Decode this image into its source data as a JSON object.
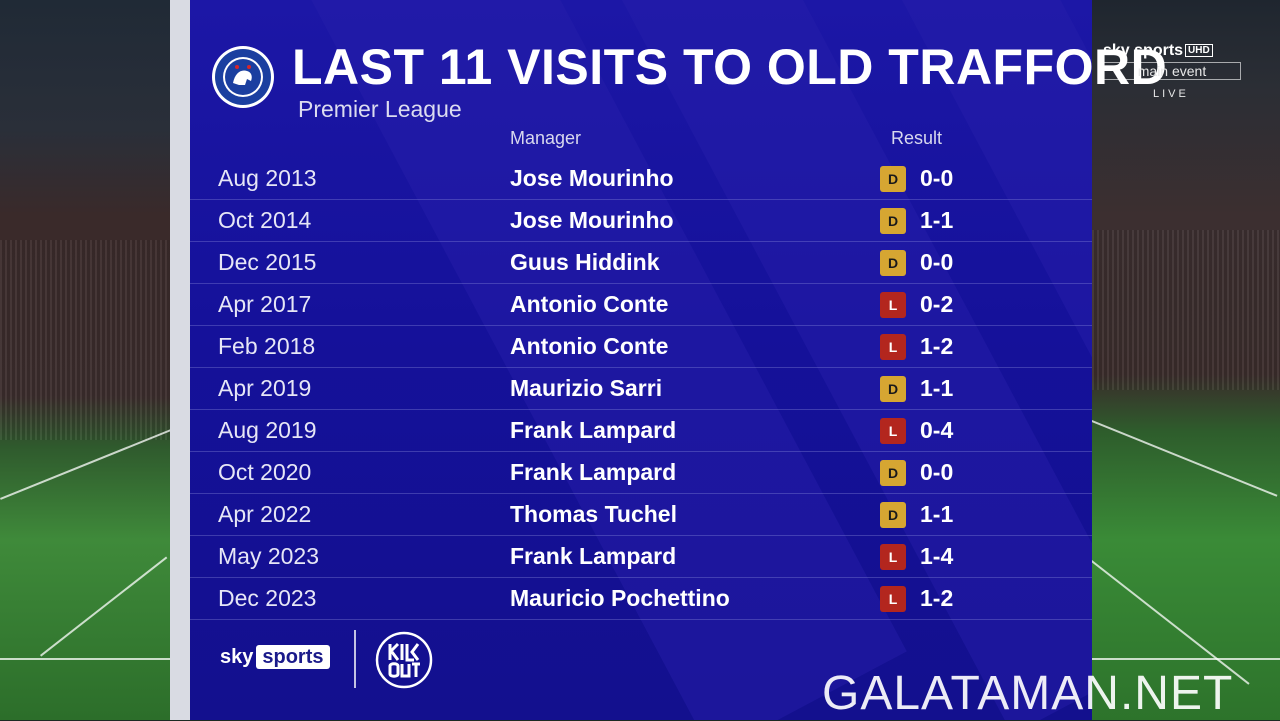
{
  "header": {
    "title": "LAST 11 VISITS TO OLD TRAFFORD",
    "subtitle": "Premier League",
    "col_manager": "Manager",
    "col_result": "Result"
  },
  "rows": [
    {
      "date": "Aug 2013",
      "manager": "Jose Mourinho",
      "outcome": "D",
      "score": "0-0"
    },
    {
      "date": "Oct 2014",
      "manager": "Jose Mourinho",
      "outcome": "D",
      "score": "1-1"
    },
    {
      "date": "Dec 2015",
      "manager": "Guus Hiddink",
      "outcome": "D",
      "score": "0-0"
    },
    {
      "date": "Apr 2017",
      "manager": "Antonio Conte",
      "outcome": "L",
      "score": "0-2"
    },
    {
      "date": "Feb 2018",
      "manager": "Antonio Conte",
      "outcome": "L",
      "score": "1-2"
    },
    {
      "date": "Apr 2019",
      "manager": "Maurizio Sarri",
      "outcome": "D",
      "score": "1-1"
    },
    {
      "date": "Aug 2019",
      "manager": "Frank Lampard",
      "outcome": "L",
      "score": "0-4"
    },
    {
      "date": "Oct 2020",
      "manager": "Frank Lampard",
      "outcome": "D",
      "score": "0-0"
    },
    {
      "date": "Apr 2022",
      "manager": "Thomas Tuchel",
      "outcome": "D",
      "score": "1-1"
    },
    {
      "date": "May 2023",
      "manager": "Frank Lampard",
      "outcome": "L",
      "score": "1-4"
    },
    {
      "date": "Dec 2023",
      "manager": "Mauricio Pochettino",
      "outcome": "L",
      "score": "1-2"
    }
  ],
  "outcome_colors": {
    "D": "#d6a632",
    "L": "#b3261e"
  },
  "footer": {
    "sky_text": "sky",
    "sports_text": "sports",
    "kickout_icon": "kick-it-out-logo"
  },
  "broadcaster": {
    "top": "sky sports",
    "hd": "UHD",
    "channel": "main event",
    "live": "LIVE"
  },
  "watermark": "GALATAMAN.NET",
  "colors": {
    "panel": "#16129c",
    "gold": "#d6a632",
    "red": "#b3261e"
  }
}
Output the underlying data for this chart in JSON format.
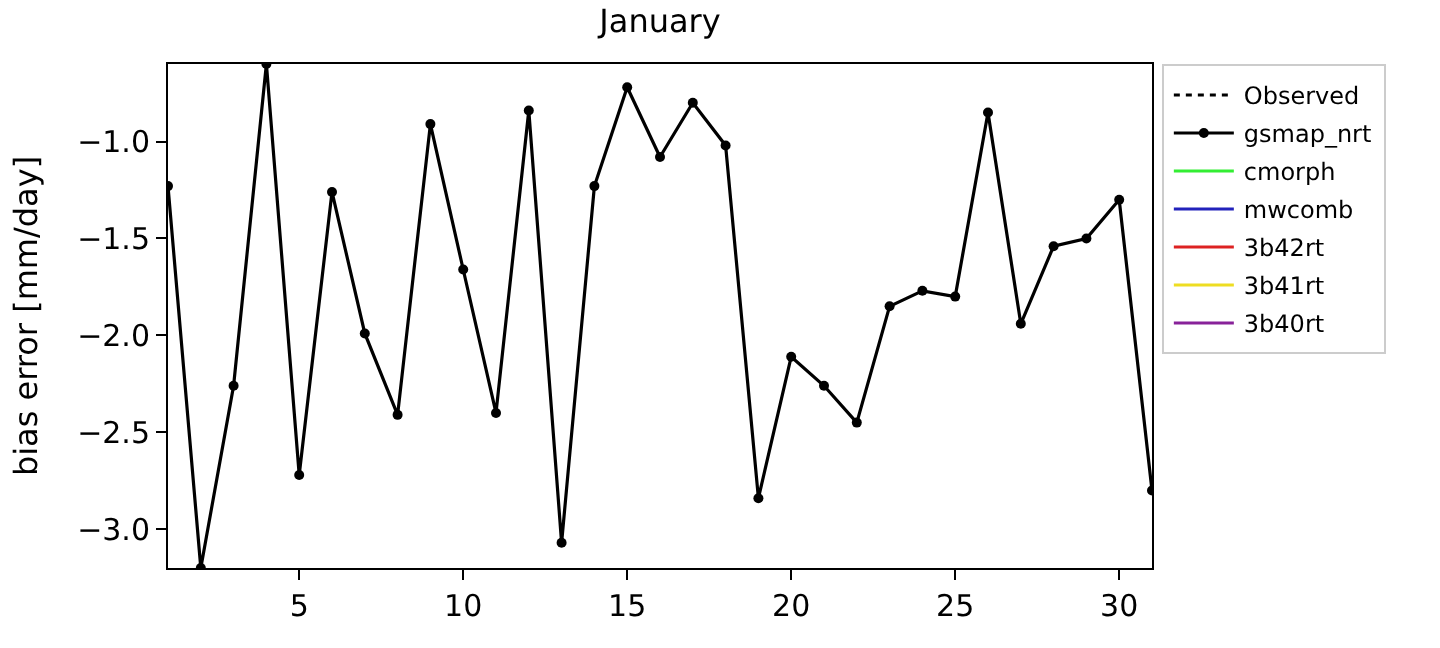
{
  "chart_data": {
    "type": "line",
    "title": "January",
    "ylabel": "bias error [mm/day]",
    "x": [
      1,
      2,
      3,
      4,
      5,
      6,
      7,
      8,
      9,
      10,
      11,
      12,
      13,
      14,
      15,
      16,
      17,
      18,
      19,
      20,
      21,
      22,
      23,
      24,
      25,
      26,
      27,
      28,
      29,
      30,
      31
    ],
    "series": [
      {
        "name": "Observed",
        "color": "#000000",
        "line_style": "dotted",
        "marker": "none",
        "values": [
          null,
          null,
          null,
          null,
          null,
          null,
          null,
          null,
          null,
          null,
          null,
          null,
          null,
          null,
          null,
          null,
          null,
          null,
          null,
          null,
          null,
          null,
          null,
          null,
          null,
          null,
          null,
          null,
          null,
          null,
          null
        ]
      },
      {
        "name": "gsmap_nrt",
        "color": "#000000",
        "line_style": "solid",
        "marker": "circle",
        "values": [
          -1.23,
          -3.2,
          -2.26,
          -0.6,
          -2.72,
          -1.26,
          -1.99,
          -2.41,
          -0.91,
          -1.66,
          -2.4,
          -0.84,
          -3.07,
          -1.23,
          -0.72,
          -1.08,
          -0.8,
          -1.02,
          -2.84,
          -2.11,
          -2.26,
          -2.45,
          -1.85,
          -1.77,
          -1.8,
          -0.85,
          -1.94,
          -1.54,
          -1.5,
          -1.3,
          -2.8
        ]
      },
      {
        "name": "cmorph",
        "color": "#33ee33",
        "line_style": "solid",
        "marker": "none",
        "values": [
          null,
          null,
          null,
          null,
          null,
          null,
          null,
          null,
          null,
          null,
          null,
          null,
          null,
          null,
          null,
          null,
          null,
          null,
          null,
          null,
          null,
          null,
          null,
          null,
          null,
          null,
          null,
          null,
          null,
          null,
          null
        ]
      },
      {
        "name": "mwcomb",
        "color": "#2222bb",
        "line_style": "solid",
        "marker": "none",
        "values": [
          null,
          null,
          null,
          null,
          null,
          null,
          null,
          null,
          null,
          null,
          null,
          null,
          null,
          null,
          null,
          null,
          null,
          null,
          null,
          null,
          null,
          null,
          null,
          null,
          null,
          null,
          null,
          null,
          null,
          null,
          null
        ]
      },
      {
        "name": "3b42rt",
        "color": "#dd2222",
        "line_style": "solid",
        "marker": "none",
        "values": [
          null,
          null,
          null,
          null,
          null,
          null,
          null,
          null,
          null,
          null,
          null,
          null,
          null,
          null,
          null,
          null,
          null,
          null,
          null,
          null,
          null,
          null,
          null,
          null,
          null,
          null,
          null,
          null,
          null,
          null,
          null
        ]
      },
      {
        "name": "3b41rt",
        "color": "#eedd22",
        "line_style": "solid",
        "marker": "none",
        "values": [
          null,
          null,
          null,
          null,
          null,
          null,
          null,
          null,
          null,
          null,
          null,
          null,
          null,
          null,
          null,
          null,
          null,
          null,
          null,
          null,
          null,
          null,
          null,
          null,
          null,
          null,
          null,
          null,
          null,
          null,
          null
        ]
      },
      {
        "name": "3b40rt",
        "color": "#882299",
        "line_style": "solid",
        "marker": "none",
        "values": [
          null,
          null,
          null,
          null,
          null,
          null,
          null,
          null,
          null,
          null,
          null,
          null,
          null,
          null,
          null,
          null,
          null,
          null,
          null,
          null,
          null,
          null,
          null,
          null,
          null,
          null,
          null,
          null,
          null,
          null,
          null
        ]
      }
    ],
    "xlim": [
      1,
      31
    ],
    "xticks": [
      5,
      10,
      15,
      20,
      25,
      30
    ],
    "ylim": [
      -3.2,
      -0.6
    ],
    "yticks": [
      {
        "value": -3.0,
        "label": "−3.0"
      },
      {
        "value": -2.5,
        "label": "−2.5"
      },
      {
        "value": -2.0,
        "label": "−2.0"
      },
      {
        "value": -1.5,
        "label": "−1.5"
      },
      {
        "value": -1.0,
        "label": "−1.0"
      }
    ],
    "legend": "top right"
  }
}
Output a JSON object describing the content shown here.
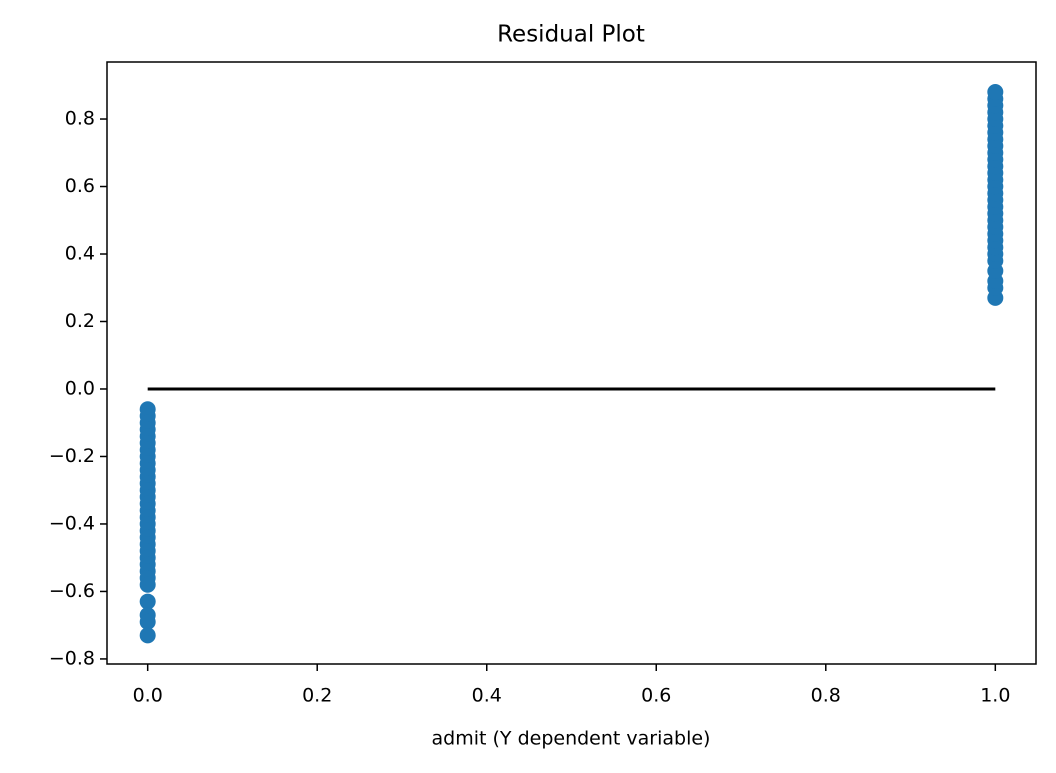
{
  "chart_data": {
    "type": "scatter",
    "title": "Residual Plot",
    "x_label": "admit (Y dependent variable)",
    "xlim": [
      -0.048,
      1.048
    ],
    "ylim": [
      -0.815,
      0.969
    ],
    "xticks": [
      {
        "value": 0,
        "label": "0.0"
      },
      {
        "value": 0.2,
        "label": "0.2"
      },
      {
        "value": 0.4,
        "label": "0.4"
      },
      {
        "value": 0.6,
        "label": "0.6"
      },
      {
        "value": 0.8,
        "label": "0.8"
      },
      {
        "value": 1,
        "label": "1.0"
      }
    ],
    "yticks": [
      {
        "value": -0.8,
        "label": "−0.8"
      },
      {
        "value": -0.6,
        "label": "−0.6"
      },
      {
        "value": -0.4,
        "label": "−0.4"
      },
      {
        "value": -0.2,
        "label": "−0.2"
      },
      {
        "value": 0,
        "label": "0.0"
      },
      {
        "value": 0.2,
        "label": "0.2"
      },
      {
        "value": 0.4,
        "label": "0.4"
      },
      {
        "value": 0.6,
        "label": "0.6"
      },
      {
        "value": 0.8,
        "label": "0.8"
      }
    ],
    "series": [
      {
        "color": "#1f77b4",
        "x": [
          0,
          0,
          0,
          0,
          0,
          0,
          0,
          0,
          0,
          0,
          0,
          0,
          0,
          0,
          0,
          0,
          0,
          0,
          0,
          0,
          0,
          0,
          0,
          0,
          0,
          0,
          0,
          0,
          0,
          0,
          0,
          1,
          1,
          1,
          1,
          1,
          1,
          1,
          1,
          1,
          1,
          1,
          1,
          1,
          1,
          1,
          1,
          1,
          1,
          1,
          1,
          1,
          1,
          1,
          1,
          1,
          1,
          1,
          1,
          1,
          1
        ],
        "values": [
          -0.06,
          -0.08,
          -0.1,
          -0.12,
          -0.14,
          -0.16,
          -0.18,
          -0.2,
          -0.22,
          -0.24,
          -0.26,
          -0.28,
          -0.3,
          -0.32,
          -0.34,
          -0.36,
          -0.38,
          -0.4,
          -0.42,
          -0.44,
          -0.46,
          -0.48,
          -0.5,
          -0.52,
          -0.54,
          -0.56,
          -0.58,
          -0.63,
          -0.67,
          -0.69,
          -0.73,
          0.27,
          0.3,
          0.32,
          0.35,
          0.38,
          0.4,
          0.42,
          0.44,
          0.46,
          0.48,
          0.5,
          0.52,
          0.54,
          0.56,
          0.58,
          0.6,
          0.62,
          0.64,
          0.66,
          0.68,
          0.7,
          0.72,
          0.74,
          0.76,
          0.78,
          0.8,
          0.82,
          0.84,
          0.86,
          0.88
        ]
      }
    ],
    "lines": [
      {
        "color": "#000000",
        "x": [
          0,
          1
        ],
        "values": [
          0,
          0
        ]
      }
    ]
  }
}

|---|

Copy out all lines where the word "this" appears.

§ **REPLY TO THE TASK**:
Decode this image into its source data as a JSON object.
Output the underlying data for this chart in JSON format.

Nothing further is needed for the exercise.